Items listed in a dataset

┌──

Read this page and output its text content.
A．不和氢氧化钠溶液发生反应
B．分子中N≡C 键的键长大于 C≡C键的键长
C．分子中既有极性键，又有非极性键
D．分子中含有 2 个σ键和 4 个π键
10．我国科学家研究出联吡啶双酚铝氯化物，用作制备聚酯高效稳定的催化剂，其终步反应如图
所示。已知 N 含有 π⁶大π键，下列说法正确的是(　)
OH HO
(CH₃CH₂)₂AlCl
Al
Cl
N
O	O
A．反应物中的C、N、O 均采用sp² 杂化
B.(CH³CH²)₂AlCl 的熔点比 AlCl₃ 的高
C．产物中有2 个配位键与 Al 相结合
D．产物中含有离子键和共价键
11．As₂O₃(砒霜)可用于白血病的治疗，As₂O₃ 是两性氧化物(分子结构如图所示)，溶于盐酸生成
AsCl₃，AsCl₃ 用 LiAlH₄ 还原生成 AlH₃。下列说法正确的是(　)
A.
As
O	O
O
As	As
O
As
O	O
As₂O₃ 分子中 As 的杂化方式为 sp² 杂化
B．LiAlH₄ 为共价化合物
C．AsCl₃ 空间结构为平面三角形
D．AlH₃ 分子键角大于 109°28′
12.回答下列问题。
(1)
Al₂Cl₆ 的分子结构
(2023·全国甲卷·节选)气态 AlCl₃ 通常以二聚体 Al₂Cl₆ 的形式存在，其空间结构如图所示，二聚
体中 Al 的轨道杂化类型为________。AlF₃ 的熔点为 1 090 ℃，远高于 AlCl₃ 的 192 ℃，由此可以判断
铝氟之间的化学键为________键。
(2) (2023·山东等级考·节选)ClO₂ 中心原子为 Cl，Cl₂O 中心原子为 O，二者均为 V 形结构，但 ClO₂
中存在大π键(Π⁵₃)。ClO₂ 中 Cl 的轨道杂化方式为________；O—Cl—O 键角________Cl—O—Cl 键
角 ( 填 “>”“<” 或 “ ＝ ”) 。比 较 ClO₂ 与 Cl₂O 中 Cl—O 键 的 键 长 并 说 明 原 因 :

└──

== WRITTEN EXERCISE ==
How many of the lines above hold the word "ClO₂"? Give only that number.

== ANSWER TO THIS EXERCISE ==
3